___ LISTING ___
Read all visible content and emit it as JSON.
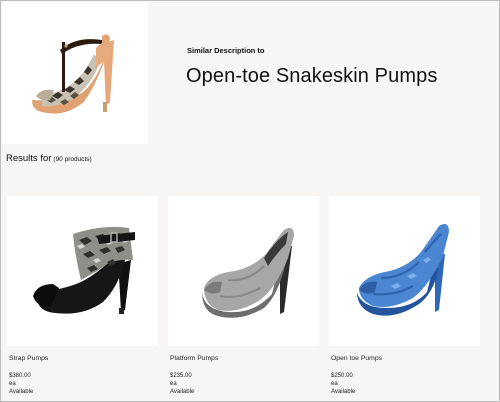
{
  "hero": {
    "image": "tstrap-snakeskin-pump",
    "subtitle": "Similar Description to",
    "title": "Open-toe Snakeskin Pumps"
  },
  "results": {
    "label": "Results for",
    "count": "(90 products)"
  },
  "products": [
    {
      "image": "black-strap-pump",
      "name": "Strap Pumps",
      "price": "$380.00",
      "unit": "ea",
      "availability": "Available"
    },
    {
      "image": "grey-platform-pump",
      "name": "Platform Pumps",
      "price": "$235.00",
      "unit": "ea",
      "availability": "Available"
    },
    {
      "image": "blue-open-toe-pump",
      "name": "Open toe Pumps",
      "price": "$250.00",
      "unit": "ea",
      "availability": "Available"
    }
  ]
}
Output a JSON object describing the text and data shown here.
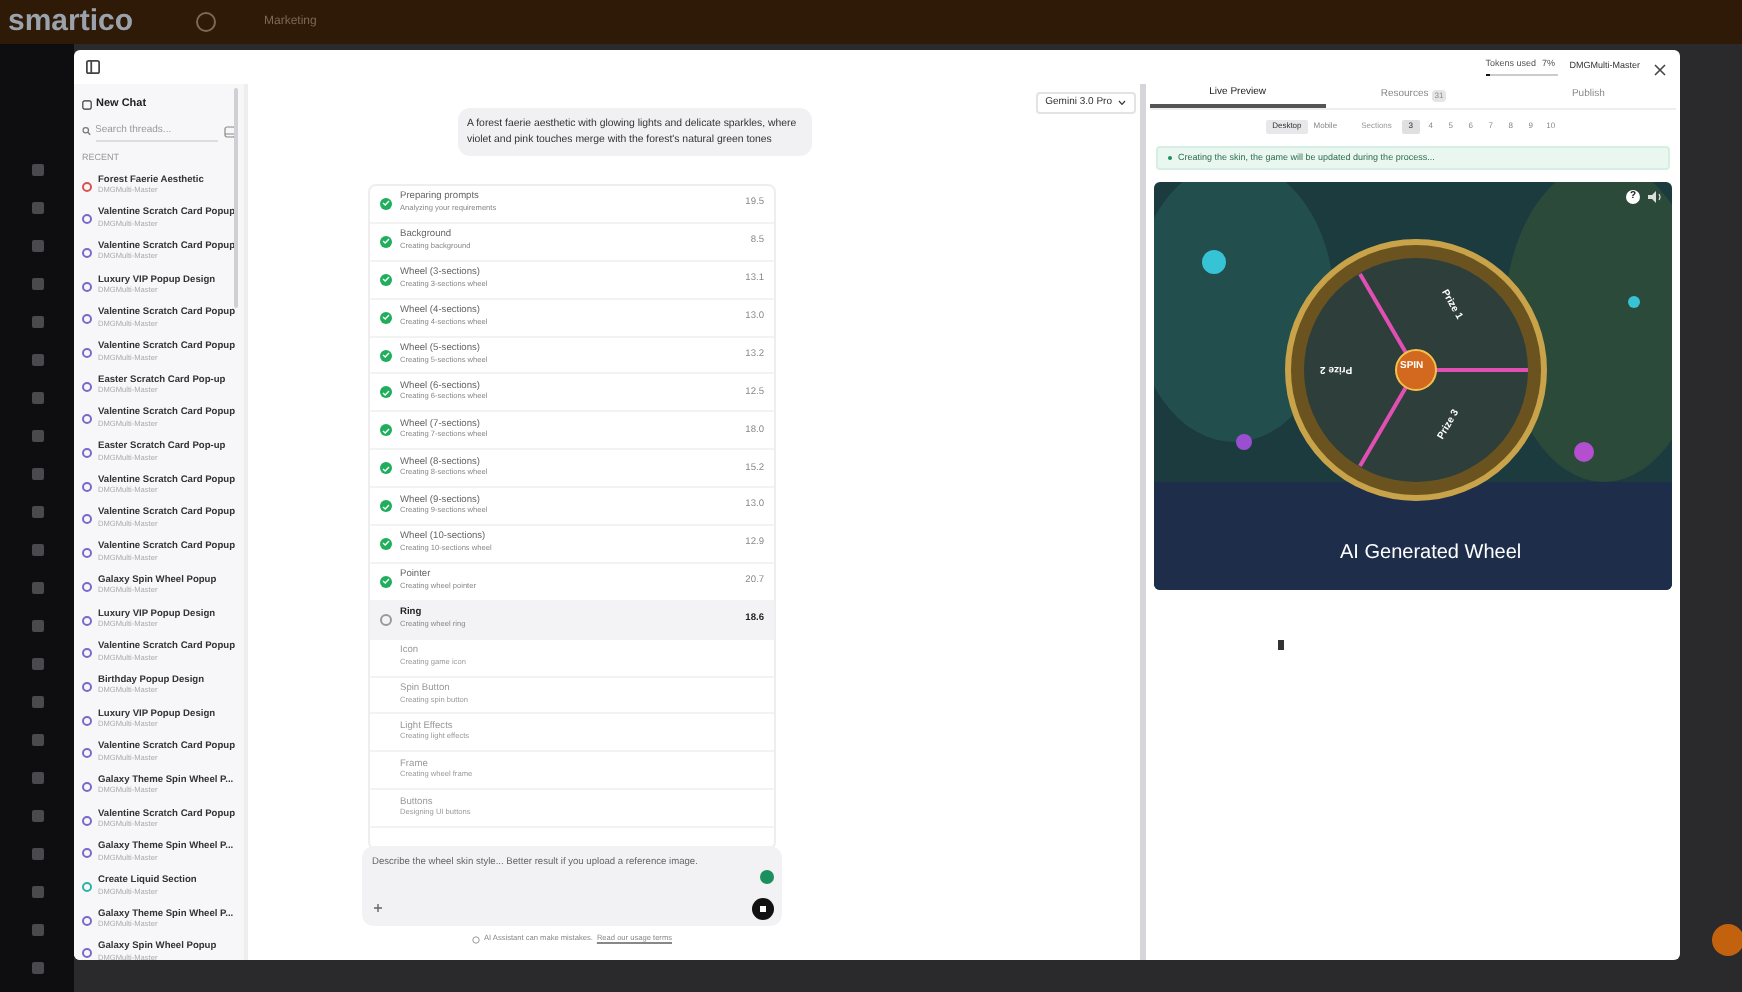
{
  "app": {
    "logo": "smartico",
    "nav": [
      "Marketing"
    ]
  },
  "sidebar": {
    "new_chat": "New Chat",
    "search_placeholder": "Search threads...",
    "section": "RECENT",
    "threads": [
      {
        "title": "Forest Faerie Aesthetic",
        "owner": "DMGMulti-Master",
        "color": "#d9534f"
      },
      {
        "title": "Valentine Scratch Card Popup",
        "owner": "DMGMulti-Master",
        "color": "#7b68c9"
      },
      {
        "title": "Valentine Scratch Card Popup",
        "owner": "DMGMulti-Master",
        "color": "#7b68c9"
      },
      {
        "title": "Luxury VIP Popup Design",
        "owner": "DMGMulti-Master",
        "color": "#7b68c9"
      },
      {
        "title": "Valentine Scratch Card Popup",
        "owner": "DMGMulti-Master",
        "color": "#7b68c9"
      },
      {
        "title": "Valentine Scratch Card Popup",
        "owner": "DMGMulti-Master",
        "color": "#7b68c9"
      },
      {
        "title": "Easter Scratch Card Pop-up",
        "owner": "DMGMulti-Master",
        "color": "#7b68c9"
      },
      {
        "title": "Valentine Scratch Card Popup",
        "owner": "DMGMulti-Master",
        "color": "#7b68c9"
      },
      {
        "title": "Easter Scratch Card Pop-up",
        "owner": "DMGMulti-Master",
        "color": "#7b68c9"
      },
      {
        "title": "Valentine Scratch Card Popup",
        "owner": "DMGMulti-Master",
        "color": "#7b68c9"
      },
      {
        "title": "Valentine Scratch Card Popup",
        "owner": "DMGMulti-Master",
        "color": "#7b68c9"
      },
      {
        "title": "Valentine Scratch Card Popup",
        "owner": "DMGMulti-Master",
        "color": "#7b68c9"
      },
      {
        "title": "Galaxy Spin Wheel Popup",
        "owner": "DMGMulti-Master",
        "color": "#7b68c9"
      },
      {
        "title": "Luxury VIP Popup Design",
        "owner": "DMGMulti-Master",
        "color": "#7b68c9"
      },
      {
        "title": "Valentine Scratch Card Popup",
        "owner": "DMGMulti-Master",
        "color": "#7b68c9"
      },
      {
        "title": "Birthday Popup Design",
        "owner": "DMGMulti-Master",
        "color": "#7b68c9"
      },
      {
        "title": "Luxury VIP Popup Design",
        "owner": "DMGMulti-Master",
        "color": "#7b68c9"
      },
      {
        "title": "Valentine Scratch Card Popup",
        "owner": "DMGMulti-Master",
        "color": "#7b68c9"
      },
      {
        "title": "Galaxy Theme Spin Wheel P...",
        "owner": "DMGMulti-Master",
        "color": "#7b68c9"
      },
      {
        "title": "Valentine Scratch Card Popup",
        "owner": "DMGMulti-Master",
        "color": "#7b68c9"
      },
      {
        "title": "Galaxy Theme Spin Wheel P...",
        "owner": "DMGMulti-Master",
        "color": "#7b68c9"
      },
      {
        "title": "Create Liquid Section",
        "owner": "DMGMulti-Master",
        "color": "#2bb3a3"
      },
      {
        "title": "Galaxy Theme Spin Wheel P...",
        "owner": "DMGMulti-Master",
        "color": "#7b68c9"
      },
      {
        "title": "Galaxy Spin Wheel Popup",
        "owner": "DMGMulti-Master",
        "color": "#7b68c9"
      }
    ]
  },
  "chat": {
    "model": "Gemini 3.0 Pro",
    "message": "A forest faerie aesthetic with glowing lights and delicate sparkles, where violet and pink touches merge with the forest's natural green tones",
    "steps": [
      {
        "name": "Preparing prompts",
        "detail": "Analyzing your requirements",
        "time": "19.5",
        "kind": "done"
      },
      {
        "name": "Background",
        "detail": "Creating background",
        "time": "8.5",
        "kind": "done"
      },
      {
        "name": "Wheel (3-sections)",
        "detail": "Creating 3-sections wheel",
        "time": "13.1",
        "kind": "done"
      },
      {
        "name": "Wheel (4-sections)",
        "detail": "Creating 4-sections wheel",
        "time": "13.0",
        "kind": "done"
      },
      {
        "name": "Wheel (5-sections)",
        "detail": "Creating 5-sections wheel",
        "time": "13.2",
        "kind": "done"
      },
      {
        "name": "Wheel (6-sections)",
        "detail": "Creating 6-sections wheel",
        "time": "12.5",
        "kind": "done"
      },
      {
        "name": "Wheel (7-sections)",
        "detail": "Creating 7-sections wheel",
        "time": "18.0",
        "kind": "done"
      },
      {
        "name": "Wheel (8-sections)",
        "detail": "Creating 8-sections wheel",
        "time": "15.2",
        "kind": "done"
      },
      {
        "name": "Wheel (9-sections)",
        "detail": "Creating 9-sections wheel",
        "time": "13.0",
        "kind": "done"
      },
      {
        "name": "Wheel (10-sections)",
        "detail": "Creating 10-sections wheel",
        "time": "12.9",
        "kind": "done"
      },
      {
        "name": "Pointer",
        "detail": "Creating wheel pointer",
        "time": "20.7",
        "kind": "done"
      },
      {
        "name": "Ring",
        "detail": "Creating wheel ring",
        "time": "18.6",
        "kind": "active"
      },
      {
        "name": "Icon",
        "detail": "Creating game icon",
        "kind": "pending"
      },
      {
        "name": "Spin Button",
        "detail": "Creating spin button",
        "kind": "pending"
      },
      {
        "name": "Light Effects",
        "detail": "Creating light effects",
        "kind": "pending"
      },
      {
        "name": "Frame",
        "detail": "Creating wheel frame",
        "kind": "pending"
      },
      {
        "name": "Buttons",
        "detail": "Designing UI buttons",
        "kind": "pending"
      }
    ],
    "input_placeholder": "Describe the wheel skin style... Better result if you upload a reference image.",
    "disclaimer": "AI Assistant can make mistakes.",
    "disclaimer_link": "Read our usage terms"
  },
  "preview": {
    "tokens_label": "Tokens used",
    "tokens_value": "7%",
    "tokens": {
      "level": 0.07
    },
    "user": "DMGMulti-Master",
    "tabs": [
      {
        "label": "Live Preview",
        "selected": true
      },
      {
        "label": "Resources",
        "badge": "31",
        "selected": false
      },
      {
        "label": "Publish",
        "selected": false
      }
    ],
    "devices": [
      {
        "label": "Desktop",
        "selected": true
      },
      {
        "label": "Mobile",
        "selected": false
      }
    ],
    "sections_label": "Sections",
    "sections": [
      {
        "label": "3",
        "selected": true
      },
      {
        "label": "4",
        "selected": false
      },
      {
        "label": "5",
        "selected": false
      },
      {
        "label": "6",
        "selected": false
      },
      {
        "label": "7",
        "selected": false
      },
      {
        "label": "8",
        "selected": false
      },
      {
        "label": "9",
        "selected": false
      },
      {
        "label": "10",
        "selected": false
      }
    ],
    "notice": "Creating the skin, the game will be updated during the process...",
    "game": {
      "help": "?",
      "prizes": [
        "Prize 1",
        "Prize 2",
        "Prize 3"
      ],
      "spin": "SPIN",
      "caption": "AI Generated Wheel"
    }
  }
}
___
=== WRITTEN INSTRUCTION ===
Find the string "price" in the listing and return every line that holds it.

=== COMPLETED EXERCISE ===
      "price": "$380.00",
      "price": "$235.00",
      "price": "$250.00",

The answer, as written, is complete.